# [TRECHO DO TEXTO]

As Forças de Defesa de Israel (IDF) anunciaram nesta segunda-feira (6) a morte de Majid Khademi, chefe de inteligência da Guarda Revolucionária do Irã. Segundo o exército israelense, Khademi era um dos comandantes mais graduados da força e atuava na coleta de inteligência para formular avaliações estratégicas e fornecer informações à alta liderança do regime iraniano. A morte foi confirmada também pela mídia estatal iraniana, que não forneceu detalhes adicionais.

A IDF afirmou ainda que Khademi trabalhava para promover ataques terroristas ao redor do mundo e era responsável por monitorar civis iranianos como parte da repressão do regime aos protestos internos. Ataques contra cidades no Irã mataram mais de 25 pessoas entre domingo (5) e esta segunda-feira. Em Haifa, no norte de Israel, duas pessoas foram encontradas mortas e outras duas seguiam desaparecidas sob escombros, um dia após um ataque iraniano à cidade.

# [ENUNCIADO DO EXERCÍCIO]
Estenda a notícia sobre a morte de Majid Khademi, escrevendo a continuação logo após a última frase apresentada.

Entradas de dados coletados

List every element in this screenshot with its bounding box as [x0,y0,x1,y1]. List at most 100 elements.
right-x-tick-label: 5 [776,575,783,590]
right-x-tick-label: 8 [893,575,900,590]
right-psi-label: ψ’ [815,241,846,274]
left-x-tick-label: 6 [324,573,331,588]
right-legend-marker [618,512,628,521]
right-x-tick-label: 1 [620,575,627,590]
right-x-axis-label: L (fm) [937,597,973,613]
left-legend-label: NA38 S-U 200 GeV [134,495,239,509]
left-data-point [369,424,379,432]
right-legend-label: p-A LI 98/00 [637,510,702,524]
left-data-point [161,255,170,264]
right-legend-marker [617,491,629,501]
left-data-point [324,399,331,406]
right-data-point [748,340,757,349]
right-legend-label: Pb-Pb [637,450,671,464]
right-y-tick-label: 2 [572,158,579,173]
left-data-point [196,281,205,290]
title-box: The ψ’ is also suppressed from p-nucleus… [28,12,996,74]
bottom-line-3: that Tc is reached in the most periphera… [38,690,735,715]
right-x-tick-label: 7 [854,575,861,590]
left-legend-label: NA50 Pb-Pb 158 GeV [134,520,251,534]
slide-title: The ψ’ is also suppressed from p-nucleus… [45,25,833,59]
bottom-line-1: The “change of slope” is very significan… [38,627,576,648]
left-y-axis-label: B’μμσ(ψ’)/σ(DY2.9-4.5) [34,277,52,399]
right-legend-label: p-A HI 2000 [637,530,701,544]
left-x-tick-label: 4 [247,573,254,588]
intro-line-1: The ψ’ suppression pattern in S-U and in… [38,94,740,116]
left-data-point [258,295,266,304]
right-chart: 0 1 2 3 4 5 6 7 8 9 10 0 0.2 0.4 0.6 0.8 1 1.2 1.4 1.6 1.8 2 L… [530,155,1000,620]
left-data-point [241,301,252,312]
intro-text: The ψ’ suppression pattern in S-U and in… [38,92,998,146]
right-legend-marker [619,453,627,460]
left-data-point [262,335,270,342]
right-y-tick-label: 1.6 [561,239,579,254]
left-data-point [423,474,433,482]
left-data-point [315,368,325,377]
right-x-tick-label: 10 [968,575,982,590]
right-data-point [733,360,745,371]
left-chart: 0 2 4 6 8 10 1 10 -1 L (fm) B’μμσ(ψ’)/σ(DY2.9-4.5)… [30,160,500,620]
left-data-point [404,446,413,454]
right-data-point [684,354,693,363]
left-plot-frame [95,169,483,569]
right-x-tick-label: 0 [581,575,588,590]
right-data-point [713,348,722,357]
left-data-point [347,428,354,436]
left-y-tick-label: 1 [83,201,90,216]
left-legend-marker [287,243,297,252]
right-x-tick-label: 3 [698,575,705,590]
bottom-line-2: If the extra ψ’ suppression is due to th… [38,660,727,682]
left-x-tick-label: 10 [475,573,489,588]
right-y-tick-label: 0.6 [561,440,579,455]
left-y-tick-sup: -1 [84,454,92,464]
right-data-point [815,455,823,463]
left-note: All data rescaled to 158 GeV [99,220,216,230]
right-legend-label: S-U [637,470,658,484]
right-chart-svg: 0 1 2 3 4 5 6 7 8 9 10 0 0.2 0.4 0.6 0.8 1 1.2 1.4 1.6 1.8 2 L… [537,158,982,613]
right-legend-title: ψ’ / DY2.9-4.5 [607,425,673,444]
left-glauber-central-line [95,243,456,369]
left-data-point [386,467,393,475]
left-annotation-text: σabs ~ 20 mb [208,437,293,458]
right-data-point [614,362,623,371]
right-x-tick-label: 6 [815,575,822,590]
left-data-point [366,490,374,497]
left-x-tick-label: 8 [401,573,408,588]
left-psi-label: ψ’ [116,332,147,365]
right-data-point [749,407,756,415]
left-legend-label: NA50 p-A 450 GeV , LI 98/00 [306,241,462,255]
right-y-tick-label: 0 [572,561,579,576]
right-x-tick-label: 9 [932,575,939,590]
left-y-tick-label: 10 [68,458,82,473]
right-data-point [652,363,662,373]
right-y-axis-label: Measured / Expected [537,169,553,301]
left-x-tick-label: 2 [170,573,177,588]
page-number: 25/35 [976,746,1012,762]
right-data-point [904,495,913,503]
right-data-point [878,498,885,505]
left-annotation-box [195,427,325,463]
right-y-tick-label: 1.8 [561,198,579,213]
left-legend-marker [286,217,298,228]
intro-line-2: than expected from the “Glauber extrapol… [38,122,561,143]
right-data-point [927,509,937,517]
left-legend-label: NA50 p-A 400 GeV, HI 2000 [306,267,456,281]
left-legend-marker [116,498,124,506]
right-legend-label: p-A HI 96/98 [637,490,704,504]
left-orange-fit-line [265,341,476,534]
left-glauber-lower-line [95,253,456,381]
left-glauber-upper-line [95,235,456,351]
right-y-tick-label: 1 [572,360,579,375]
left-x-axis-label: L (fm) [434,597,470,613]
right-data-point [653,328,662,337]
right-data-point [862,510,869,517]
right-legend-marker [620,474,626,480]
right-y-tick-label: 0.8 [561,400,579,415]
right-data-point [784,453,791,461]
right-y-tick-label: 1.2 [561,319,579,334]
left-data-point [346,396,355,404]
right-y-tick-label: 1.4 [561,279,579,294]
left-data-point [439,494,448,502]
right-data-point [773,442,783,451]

# [RESPOSTA DA TAREFA]
No domingo, o presidente dos Estados Unidos, Donald Trump, elevou o tom e ameaçou atingir a infraestrutura crítica do Irã caso o governo não reabra o Estreito de Ormuz até terça-feira (7). Trump reforçou a ameaça em publicação nas redes sociais, afirmando que terça-feira será o “Dia da Usina e o Dia da Ponte, tudo junto, no Irã”.

O episódio representa mais um capítulo da escalada de tensões entre Israel, Irã e Estados Unidos, com o conflito se aprofundando em múltiplas frentes e sem sinais de recuo por parte dos envolvidos.